TEXTO PROPORCIONADO –
* * * * *

El hombre que perdió los colores | 21 DIC 10

Un día en la vida de Santiago Morrone

Es ciego desde los 9 años, pero trabaja, corre, va al cine, a la cancha y mantiene a su familia.

Por Pablo Perantuono

A las 6 de la mañana, Santiago Morrone se sube al 165 en Lomas y sale hacia su trabajo. Es el primero de los seis colectivos que toma cada día, solo, con la ayuda de un bastón y de su audacia. Se sienta y se calza auriculares para escuchar radio. Va en el asiento de adelante, con la ventanilla abierta. La luz matinal de diciembre –amarilla, pesada– baña sus ojos. La claridad y el silencio de la hora le dan a ese instante una imprecisa sensación de bienestar.

Pero para Santiago, la luz no tiene nada de especial.

No es correcto decir que para él el día es oscuro, porque no lo es. No es correcto decir, como se ha dicho por ahí cuando se ensaya sobre la ceguera, que vive en una noche eterna. Simplemente vive en un lugar que no tiene color, que no tiene nombre. Santiago, de 47 años, es ciego desde los 9, cuando tras varias operaciones sus ojos se apagaron para siempre.

“Es difícil de explicar, pero no es verdad que veo oscuro”, aclara. “La gente tiene una fantasía de que todo es negro para mí, pero no lo es . No hay nada de nada. No hay color”.

* * * * *

Elementos guardados del conjunto de datos –
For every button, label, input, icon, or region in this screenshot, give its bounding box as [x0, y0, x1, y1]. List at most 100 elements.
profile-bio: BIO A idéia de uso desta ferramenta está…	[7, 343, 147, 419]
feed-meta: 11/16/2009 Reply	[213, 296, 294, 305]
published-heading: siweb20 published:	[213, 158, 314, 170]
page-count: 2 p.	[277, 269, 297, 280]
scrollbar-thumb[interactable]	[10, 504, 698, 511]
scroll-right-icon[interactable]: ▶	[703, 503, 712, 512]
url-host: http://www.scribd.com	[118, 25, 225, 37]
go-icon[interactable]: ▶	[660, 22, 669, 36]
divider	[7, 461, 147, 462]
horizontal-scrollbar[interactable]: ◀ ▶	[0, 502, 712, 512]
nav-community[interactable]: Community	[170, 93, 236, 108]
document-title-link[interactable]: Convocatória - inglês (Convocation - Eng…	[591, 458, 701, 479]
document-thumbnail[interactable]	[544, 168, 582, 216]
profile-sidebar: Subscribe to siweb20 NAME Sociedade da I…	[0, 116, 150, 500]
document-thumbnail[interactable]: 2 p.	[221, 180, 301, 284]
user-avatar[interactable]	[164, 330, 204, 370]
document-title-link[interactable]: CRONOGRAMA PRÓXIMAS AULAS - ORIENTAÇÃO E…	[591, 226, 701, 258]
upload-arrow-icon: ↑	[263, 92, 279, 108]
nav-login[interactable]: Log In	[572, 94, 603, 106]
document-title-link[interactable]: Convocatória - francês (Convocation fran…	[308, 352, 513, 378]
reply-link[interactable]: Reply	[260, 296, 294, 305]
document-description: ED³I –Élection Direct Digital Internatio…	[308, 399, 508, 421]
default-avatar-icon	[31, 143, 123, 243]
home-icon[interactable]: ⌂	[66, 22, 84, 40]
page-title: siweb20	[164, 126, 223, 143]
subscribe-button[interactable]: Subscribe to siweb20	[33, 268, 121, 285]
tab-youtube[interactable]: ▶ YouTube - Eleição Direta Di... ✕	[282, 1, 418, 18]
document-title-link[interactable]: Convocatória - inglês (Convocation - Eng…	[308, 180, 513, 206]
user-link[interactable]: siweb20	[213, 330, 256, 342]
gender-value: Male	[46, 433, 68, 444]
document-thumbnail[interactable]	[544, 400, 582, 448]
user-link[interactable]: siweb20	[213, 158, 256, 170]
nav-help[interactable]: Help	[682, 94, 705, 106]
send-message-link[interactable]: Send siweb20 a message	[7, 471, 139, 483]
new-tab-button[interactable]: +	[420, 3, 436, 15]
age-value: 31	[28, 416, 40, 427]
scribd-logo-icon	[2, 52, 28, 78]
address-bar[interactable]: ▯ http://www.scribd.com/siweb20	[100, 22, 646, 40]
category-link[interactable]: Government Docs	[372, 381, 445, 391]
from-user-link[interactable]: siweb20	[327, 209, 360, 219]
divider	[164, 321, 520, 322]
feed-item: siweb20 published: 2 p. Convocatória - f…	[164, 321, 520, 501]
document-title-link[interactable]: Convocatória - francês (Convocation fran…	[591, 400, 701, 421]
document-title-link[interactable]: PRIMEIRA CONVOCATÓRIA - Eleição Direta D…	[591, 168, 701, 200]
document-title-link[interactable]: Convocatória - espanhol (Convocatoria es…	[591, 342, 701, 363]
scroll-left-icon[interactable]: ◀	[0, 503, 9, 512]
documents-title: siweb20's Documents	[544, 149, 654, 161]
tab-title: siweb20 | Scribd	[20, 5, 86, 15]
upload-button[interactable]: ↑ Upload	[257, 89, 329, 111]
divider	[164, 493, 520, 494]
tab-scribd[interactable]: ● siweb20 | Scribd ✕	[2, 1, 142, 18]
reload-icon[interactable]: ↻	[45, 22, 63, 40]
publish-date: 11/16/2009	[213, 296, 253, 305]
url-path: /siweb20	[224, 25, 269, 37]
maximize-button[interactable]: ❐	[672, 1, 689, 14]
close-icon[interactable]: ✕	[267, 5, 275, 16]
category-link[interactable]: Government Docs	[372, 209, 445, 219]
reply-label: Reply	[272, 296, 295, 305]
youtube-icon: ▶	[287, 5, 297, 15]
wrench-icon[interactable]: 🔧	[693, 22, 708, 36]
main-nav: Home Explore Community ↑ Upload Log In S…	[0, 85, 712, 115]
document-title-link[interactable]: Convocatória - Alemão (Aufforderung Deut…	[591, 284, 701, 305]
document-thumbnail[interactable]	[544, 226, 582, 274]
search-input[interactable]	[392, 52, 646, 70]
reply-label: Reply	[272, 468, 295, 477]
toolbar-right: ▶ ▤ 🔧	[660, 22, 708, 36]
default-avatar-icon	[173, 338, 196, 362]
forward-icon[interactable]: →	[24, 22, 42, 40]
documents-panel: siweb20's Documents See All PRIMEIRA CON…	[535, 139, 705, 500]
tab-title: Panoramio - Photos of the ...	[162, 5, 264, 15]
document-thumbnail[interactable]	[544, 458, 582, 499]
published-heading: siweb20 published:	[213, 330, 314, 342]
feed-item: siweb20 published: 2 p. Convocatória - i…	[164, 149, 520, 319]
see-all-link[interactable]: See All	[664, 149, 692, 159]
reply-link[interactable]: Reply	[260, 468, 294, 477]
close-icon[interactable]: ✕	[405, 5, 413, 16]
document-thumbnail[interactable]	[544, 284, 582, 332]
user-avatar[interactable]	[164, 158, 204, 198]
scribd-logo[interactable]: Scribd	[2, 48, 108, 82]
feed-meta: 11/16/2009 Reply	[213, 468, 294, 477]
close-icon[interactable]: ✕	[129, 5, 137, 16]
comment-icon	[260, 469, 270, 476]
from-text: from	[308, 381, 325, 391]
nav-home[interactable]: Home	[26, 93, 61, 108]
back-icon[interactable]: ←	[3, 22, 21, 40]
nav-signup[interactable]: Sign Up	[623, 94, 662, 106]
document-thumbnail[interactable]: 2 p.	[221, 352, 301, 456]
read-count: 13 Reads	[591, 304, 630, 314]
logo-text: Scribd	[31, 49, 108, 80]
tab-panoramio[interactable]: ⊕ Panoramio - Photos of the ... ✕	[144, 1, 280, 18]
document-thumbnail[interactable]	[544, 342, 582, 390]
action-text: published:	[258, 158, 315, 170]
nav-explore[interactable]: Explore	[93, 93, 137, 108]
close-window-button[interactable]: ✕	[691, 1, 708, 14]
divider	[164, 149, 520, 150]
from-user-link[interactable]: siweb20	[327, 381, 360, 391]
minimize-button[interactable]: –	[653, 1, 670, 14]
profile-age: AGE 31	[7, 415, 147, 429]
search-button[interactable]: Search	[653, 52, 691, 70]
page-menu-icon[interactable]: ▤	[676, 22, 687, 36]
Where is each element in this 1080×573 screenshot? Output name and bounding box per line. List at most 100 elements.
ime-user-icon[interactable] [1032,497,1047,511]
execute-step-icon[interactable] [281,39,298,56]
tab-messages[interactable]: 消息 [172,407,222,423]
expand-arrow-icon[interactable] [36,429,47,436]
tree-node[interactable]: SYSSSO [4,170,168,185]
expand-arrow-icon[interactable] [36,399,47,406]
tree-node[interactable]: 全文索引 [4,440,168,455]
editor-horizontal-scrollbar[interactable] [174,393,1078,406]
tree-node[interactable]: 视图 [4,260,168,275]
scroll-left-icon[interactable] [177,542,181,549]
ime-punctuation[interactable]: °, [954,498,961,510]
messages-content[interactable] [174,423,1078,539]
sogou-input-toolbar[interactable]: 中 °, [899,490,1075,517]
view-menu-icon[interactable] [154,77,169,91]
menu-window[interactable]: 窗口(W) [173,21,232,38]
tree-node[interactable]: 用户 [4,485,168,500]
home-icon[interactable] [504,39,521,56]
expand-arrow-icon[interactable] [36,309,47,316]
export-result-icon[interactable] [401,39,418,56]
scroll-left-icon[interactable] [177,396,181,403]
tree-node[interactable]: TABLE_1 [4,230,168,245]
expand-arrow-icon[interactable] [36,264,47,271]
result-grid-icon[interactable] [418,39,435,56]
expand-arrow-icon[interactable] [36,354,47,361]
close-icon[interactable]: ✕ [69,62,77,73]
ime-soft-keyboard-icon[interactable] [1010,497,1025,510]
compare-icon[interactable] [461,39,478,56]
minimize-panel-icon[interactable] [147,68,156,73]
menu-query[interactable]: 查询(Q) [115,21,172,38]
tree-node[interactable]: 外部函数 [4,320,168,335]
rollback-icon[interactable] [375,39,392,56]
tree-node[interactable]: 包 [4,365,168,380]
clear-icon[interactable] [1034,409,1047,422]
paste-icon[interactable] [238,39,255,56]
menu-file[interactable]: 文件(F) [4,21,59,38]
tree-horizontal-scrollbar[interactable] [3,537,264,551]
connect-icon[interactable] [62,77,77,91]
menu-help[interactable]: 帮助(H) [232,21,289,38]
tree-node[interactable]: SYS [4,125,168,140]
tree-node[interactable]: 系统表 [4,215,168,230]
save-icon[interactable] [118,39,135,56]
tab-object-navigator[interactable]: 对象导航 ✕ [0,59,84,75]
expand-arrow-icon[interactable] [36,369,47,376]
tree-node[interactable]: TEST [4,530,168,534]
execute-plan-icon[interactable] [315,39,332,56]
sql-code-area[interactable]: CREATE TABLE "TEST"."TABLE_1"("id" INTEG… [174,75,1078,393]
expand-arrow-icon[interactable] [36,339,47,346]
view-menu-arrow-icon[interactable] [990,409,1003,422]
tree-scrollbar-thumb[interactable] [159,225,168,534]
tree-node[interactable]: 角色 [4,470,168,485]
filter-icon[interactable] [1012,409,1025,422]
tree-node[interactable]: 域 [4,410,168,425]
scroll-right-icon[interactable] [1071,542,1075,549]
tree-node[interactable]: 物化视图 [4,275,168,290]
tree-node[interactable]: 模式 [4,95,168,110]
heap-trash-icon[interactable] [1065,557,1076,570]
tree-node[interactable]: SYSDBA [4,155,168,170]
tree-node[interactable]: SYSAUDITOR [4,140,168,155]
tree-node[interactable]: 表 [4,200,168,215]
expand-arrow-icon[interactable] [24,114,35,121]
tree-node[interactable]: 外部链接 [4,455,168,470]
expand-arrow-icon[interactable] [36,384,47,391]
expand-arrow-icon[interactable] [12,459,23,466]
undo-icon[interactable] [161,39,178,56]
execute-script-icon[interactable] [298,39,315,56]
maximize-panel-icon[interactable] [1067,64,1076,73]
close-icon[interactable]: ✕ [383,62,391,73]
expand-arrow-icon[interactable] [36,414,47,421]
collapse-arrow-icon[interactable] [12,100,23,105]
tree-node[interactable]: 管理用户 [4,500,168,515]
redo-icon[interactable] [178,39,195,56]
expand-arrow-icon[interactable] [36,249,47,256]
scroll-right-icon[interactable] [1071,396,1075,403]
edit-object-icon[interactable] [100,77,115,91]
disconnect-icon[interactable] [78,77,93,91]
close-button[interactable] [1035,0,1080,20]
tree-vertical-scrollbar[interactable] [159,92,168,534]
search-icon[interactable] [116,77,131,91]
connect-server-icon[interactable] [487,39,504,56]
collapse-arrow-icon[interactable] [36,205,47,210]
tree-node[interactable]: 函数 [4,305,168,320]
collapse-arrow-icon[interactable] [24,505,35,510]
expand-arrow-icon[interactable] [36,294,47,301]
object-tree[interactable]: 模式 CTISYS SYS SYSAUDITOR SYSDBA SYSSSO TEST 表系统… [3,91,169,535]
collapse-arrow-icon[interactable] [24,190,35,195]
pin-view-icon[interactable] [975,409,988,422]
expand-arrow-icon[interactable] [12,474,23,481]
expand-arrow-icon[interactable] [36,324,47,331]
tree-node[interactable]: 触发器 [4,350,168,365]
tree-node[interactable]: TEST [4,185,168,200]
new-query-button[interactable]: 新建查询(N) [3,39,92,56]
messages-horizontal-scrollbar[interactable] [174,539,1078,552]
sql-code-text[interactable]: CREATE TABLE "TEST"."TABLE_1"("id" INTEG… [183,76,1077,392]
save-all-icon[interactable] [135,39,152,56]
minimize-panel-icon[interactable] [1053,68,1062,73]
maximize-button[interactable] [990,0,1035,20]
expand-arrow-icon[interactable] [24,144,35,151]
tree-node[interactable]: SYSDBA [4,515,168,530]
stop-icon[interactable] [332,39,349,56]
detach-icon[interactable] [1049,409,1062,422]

* * * * *

LO QUE SE PIDE – Indica si cada afirmación concuerda con el texto sobre Santiago Morrone. Responde sí o no y cita literalmente las palabras del texto que lo deciden: (a) Santiago Morrone es ciego desde los 9 años. (b) En el colectivo viaja en el último asiento. (c) Santiago afirma que lo ve todo oscuro. El listado no interviene en esta tarea.

RESULTADO –
(a) Sí: «Es ciego desde los 9 años».
(b) No: «Va en el asiento de adelante, con la ventanilla abierta».
(c) No: «no es verdad que veo oscuro».